= Problem =
Present every one of the records below as a numbered list, leaving out any blank lines.

= Item position entries =
——————————
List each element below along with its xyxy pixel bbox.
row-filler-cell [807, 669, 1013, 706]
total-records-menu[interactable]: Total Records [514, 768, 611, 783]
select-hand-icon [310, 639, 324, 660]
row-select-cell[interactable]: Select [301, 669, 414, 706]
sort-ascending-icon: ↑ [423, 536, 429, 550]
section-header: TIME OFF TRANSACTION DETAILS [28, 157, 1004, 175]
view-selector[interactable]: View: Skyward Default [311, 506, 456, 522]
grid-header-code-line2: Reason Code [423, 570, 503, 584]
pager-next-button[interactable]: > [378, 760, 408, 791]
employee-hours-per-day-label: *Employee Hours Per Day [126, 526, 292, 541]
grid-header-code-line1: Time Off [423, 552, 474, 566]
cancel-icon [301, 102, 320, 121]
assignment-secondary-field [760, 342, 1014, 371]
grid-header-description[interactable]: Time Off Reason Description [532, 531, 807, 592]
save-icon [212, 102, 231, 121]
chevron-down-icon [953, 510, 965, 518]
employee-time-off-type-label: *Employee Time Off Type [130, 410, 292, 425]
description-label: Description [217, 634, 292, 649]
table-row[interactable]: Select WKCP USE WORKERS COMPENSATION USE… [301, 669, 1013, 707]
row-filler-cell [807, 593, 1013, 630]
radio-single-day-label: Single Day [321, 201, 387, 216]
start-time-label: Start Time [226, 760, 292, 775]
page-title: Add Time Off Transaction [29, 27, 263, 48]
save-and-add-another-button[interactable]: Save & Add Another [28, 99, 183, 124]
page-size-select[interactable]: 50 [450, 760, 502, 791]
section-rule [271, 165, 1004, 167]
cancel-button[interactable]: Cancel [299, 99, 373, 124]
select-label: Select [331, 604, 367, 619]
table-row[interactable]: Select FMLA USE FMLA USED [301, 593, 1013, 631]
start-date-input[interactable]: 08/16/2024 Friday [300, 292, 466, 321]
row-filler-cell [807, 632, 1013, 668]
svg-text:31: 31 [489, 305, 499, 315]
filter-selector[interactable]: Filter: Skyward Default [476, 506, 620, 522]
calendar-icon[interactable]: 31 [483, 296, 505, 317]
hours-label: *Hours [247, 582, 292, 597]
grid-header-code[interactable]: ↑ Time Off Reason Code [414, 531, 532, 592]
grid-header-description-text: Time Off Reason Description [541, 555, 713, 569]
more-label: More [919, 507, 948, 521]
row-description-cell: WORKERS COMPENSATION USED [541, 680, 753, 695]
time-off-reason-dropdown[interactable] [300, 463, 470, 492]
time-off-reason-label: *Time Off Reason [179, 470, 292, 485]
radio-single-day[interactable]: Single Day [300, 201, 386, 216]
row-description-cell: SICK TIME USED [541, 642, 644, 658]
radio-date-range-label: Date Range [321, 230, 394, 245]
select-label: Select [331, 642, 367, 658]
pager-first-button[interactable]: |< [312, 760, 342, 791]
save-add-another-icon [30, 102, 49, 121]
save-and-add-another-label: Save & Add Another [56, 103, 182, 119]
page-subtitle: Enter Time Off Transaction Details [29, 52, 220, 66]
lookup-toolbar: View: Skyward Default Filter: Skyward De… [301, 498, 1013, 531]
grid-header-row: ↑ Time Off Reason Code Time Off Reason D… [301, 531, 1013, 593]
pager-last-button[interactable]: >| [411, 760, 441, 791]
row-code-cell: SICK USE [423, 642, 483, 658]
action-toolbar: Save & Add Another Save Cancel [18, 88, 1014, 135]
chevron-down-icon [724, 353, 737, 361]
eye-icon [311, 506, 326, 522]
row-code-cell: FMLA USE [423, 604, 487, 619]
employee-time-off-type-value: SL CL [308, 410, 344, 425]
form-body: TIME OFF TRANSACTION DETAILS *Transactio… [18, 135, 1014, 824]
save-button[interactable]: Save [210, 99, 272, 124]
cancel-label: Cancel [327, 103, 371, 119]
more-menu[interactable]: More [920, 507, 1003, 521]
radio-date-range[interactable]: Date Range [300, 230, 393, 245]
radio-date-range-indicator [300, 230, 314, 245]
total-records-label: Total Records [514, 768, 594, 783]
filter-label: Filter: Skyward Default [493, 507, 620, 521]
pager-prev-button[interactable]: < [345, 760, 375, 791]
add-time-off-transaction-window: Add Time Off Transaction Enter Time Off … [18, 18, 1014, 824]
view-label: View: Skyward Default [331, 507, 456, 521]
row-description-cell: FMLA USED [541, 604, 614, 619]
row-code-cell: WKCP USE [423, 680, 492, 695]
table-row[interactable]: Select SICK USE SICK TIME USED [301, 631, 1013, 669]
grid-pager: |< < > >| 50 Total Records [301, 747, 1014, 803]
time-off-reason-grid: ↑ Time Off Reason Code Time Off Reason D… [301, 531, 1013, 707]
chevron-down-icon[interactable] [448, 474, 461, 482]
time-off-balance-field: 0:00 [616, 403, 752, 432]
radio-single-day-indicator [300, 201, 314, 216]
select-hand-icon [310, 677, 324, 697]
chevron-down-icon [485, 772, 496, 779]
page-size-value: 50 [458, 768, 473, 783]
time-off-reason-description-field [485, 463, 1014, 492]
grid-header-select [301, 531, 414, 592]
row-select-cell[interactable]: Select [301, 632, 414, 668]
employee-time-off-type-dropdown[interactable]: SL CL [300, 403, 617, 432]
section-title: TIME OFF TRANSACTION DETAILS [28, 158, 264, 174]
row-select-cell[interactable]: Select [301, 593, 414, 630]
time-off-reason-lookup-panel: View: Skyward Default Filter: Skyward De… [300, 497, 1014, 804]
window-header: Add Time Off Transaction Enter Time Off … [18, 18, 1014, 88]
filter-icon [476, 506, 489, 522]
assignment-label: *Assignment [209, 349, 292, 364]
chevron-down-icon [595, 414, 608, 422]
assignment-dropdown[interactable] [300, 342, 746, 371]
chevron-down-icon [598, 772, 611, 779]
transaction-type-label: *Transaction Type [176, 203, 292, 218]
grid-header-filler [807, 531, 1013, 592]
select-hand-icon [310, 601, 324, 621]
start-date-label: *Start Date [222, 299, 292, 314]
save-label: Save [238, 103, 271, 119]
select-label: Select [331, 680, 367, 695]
——————————
= Answer to the problem =
1. List each element below along with its xyxy pixel bbox.
2. row-filler-cell [807, 669, 1013, 706]
3. total-records-menu[interactable]: Total Records [514, 768, 611, 783]
4. select-hand-icon [310, 639, 324, 660]
5. row-select-cell[interactable]: Select [301, 669, 414, 706]
6. sort-ascending-icon: ↑ [423, 536, 429, 550]
7. section-header: TIME OFF TRANSACTION DETAILS [28, 157, 1004, 175]
8. view-selector[interactable]: View: Skyward Default [311, 506, 456, 522]
9. grid-header-code-line2: Reason Code [423, 570, 503, 584]
10. pager-next-button[interactable]: > [378, 760, 408, 791]
11. employee-hours-per-day-label: *Employee Hours Per Day [126, 526, 292, 541]
12. grid-header-code-line1: Time Off [423, 552, 474, 566]
13. cancel-icon [301, 102, 320, 121]
14. assignment-secondary-field [760, 342, 1014, 371]
15. grid-header-description[interactable]: Time Off Reason Description [532, 531, 807, 592]
16. save-icon [212, 102, 231, 121]
17. chevron-down-icon [953, 510, 965, 518]
18. employee-time-off-type-label: *Employee Time Off Type [130, 410, 292, 425]
19. description-label: Description [217, 634, 292, 649]
20. table-row[interactable]: Select WKCP USE WORKERS COMPENSATION USE… [301, 669, 1013, 707]
21. row-filler-cell [807, 593, 1013, 630]
22. radio-single-day-label: Single Day [321, 201, 387, 216]
23. start-time-label: Start Time [226, 760, 292, 775]
24. page-title: Add Time Off Transaction [29, 27, 263, 48]
25. save-and-add-another-button[interactable]: Save & Add Another [28, 99, 183, 124]
26. page-size-select[interactable]: 50 [450, 760, 502, 791]
27. section-rule [271, 165, 1004, 167]
28. cancel-button[interactable]: Cancel [299, 99, 373, 124]
29. select-label: Select [331, 604, 367, 619]
30. table-row[interactable]: Select FMLA USE FMLA USED [301, 593, 1013, 631]
31. start-date-input[interactable]: 08/16/2024 Friday [300, 292, 466, 321]
32. row-filler-cell [807, 632, 1013, 668]
33. svg-text:31: 31 [489, 305, 499, 315]
34. filter-selector[interactable]: Filter: Skyward Default [476, 506, 620, 522]
35. calendar-icon[interactable]: 31 [483, 296, 505, 317]
36. hours-label: *Hours [247, 582, 292, 597]
37. grid-header-code[interactable]: ↑ Time Off Reason Code [414, 531, 532, 592]
38. grid-header-description-text: Time Off Reason Description [541, 555, 713, 569]
39. more-label: More [919, 507, 948, 521]
40. row-description-cell: WORKERS COMPENSATION USED [541, 680, 753, 695]
41. time-off-reason-dropdown[interactable] [300, 463, 470, 492]
42. time-off-reason-label: *Time Off Reason [179, 470, 292, 485]
43. radio-single-day[interactable]: Single Day [300, 201, 386, 216]
44. row-description-cell: SICK TIME USED [541, 642, 644, 658]
45. radio-date-range-label: Date Range [321, 230, 394, 245]
46. select-label: Select [331, 642, 367, 658]
47. pager-first-button[interactable]: |< [312, 760, 342, 791]
48. save-add-another-icon [30, 102, 49, 121]
49. save-and-add-another-label: Save & Add Another [56, 103, 182, 119]
50. page-subtitle: Enter Time Off Transaction Details [29, 52, 220, 66]
51. lookup-toolbar: View: Skyward Default Filter: Skyward De… [301, 498, 1013, 531]
52. grid-header-row: ↑ Time Off Reason Code Time Off Reason D… [301, 531, 1013, 593]
53. pager-last-button[interactable]: >| [411, 760, 441, 791]
54. row-code-cell: SICK USE [423, 642, 483, 658]
55. action-toolbar: Save & Add Another Save Cancel [18, 88, 1014, 135]
56. chevron-down-icon [724, 353, 737, 361]
57. eye-icon [311, 506, 326, 522]
58. row-code-cell: FMLA USE [423, 604, 487, 619]
59. employee-time-off-type-value: SL CL [308, 410, 344, 425]
60. form-body: TIME OFF TRANSACTION DETAILS *Transactio… [18, 135, 1014, 824]
61. save-button[interactable]: Save [210, 99, 272, 124]
62. cancel-label: Cancel [327, 103, 371, 119]
63. more-menu[interactable]: More [920, 507, 1003, 521]
64. radio-date-range[interactable]: Date Range [300, 230, 393, 245]
65. radio-date-range-indicator [300, 230, 314, 245]
66. total-records-label: Total Records [514, 768, 594, 783]
67. filter-label: Filter: Skyward Default [493, 507, 620, 521]
68. pager-prev-button[interactable]: < [345, 760, 375, 791]
69. add-time-off-transaction-window: Add Time Off Transaction Enter Time Off … [18, 18, 1014, 824]
70. view-label: View: Skyward Default [331, 507, 456, 521]
71. row-description-cell: FMLA USED [541, 604, 614, 619]
72. row-code-cell: WKCP USE [423, 680, 492, 695]
73. table-row[interactable]: Select SICK USE SICK TIME USED [301, 631, 1013, 669]
74. grid-pager: |< < > >| 50 Total Records [301, 747, 1014, 803]
75. time-off-reason-grid: ↑ Time Off Reason Code Time Off Reason D… [301, 531, 1013, 707]
76. chevron-down-icon[interactable] [448, 474, 461, 482]
77. time-off-balance-field: 0:00 [616, 403, 752, 432]
78. radio-single-day-indicator [300, 201, 314, 216]
79. select-hand-icon [310, 677, 324, 697]
80. chevron-down-icon [485, 772, 496, 779]
81. page-size-value: 50 [458, 768, 473, 783]
82. time-off-reason-description-field [485, 463, 1014, 492]
83. grid-header-select [301, 531, 414, 592]
84. row-select-cell[interactable]: Select [301, 632, 414, 668]
85. employee-time-off-type-dropdown[interactable]: SL CL [300, 403, 617, 432]
86. section-title: TIME OFF TRANSACTION DETAILS [28, 158, 264, 174]
87. row-select-cell[interactable]: Select [301, 593, 414, 630]
88. time-off-reason-lookup-panel: View: Skyward Default Filter: Skyward De… [300, 497, 1014, 804]
89. window-header: Add Time Off Transaction Enter Time Off … [18, 18, 1014, 88]
90. filter-icon [476, 506, 489, 522]
91. assignment-label: *Assignment [209, 349, 292, 364]
92. chevron-down-icon [595, 414, 608, 422]
93. assignment-dropdown[interactable] [300, 342, 746, 371]
94. chevron-down-icon [598, 772, 611, 779]
95. transaction-type-label: *Transaction Type [176, 203, 292, 218]
96. grid-header-filler [807, 531, 1013, 592]
97. select-hand-icon [310, 601, 324, 621]
98. start-date-label: *Start Date [222, 299, 292, 314]
99. save-label: Save [238, 103, 271, 119]
100. select-label: Select [331, 680, 367, 695]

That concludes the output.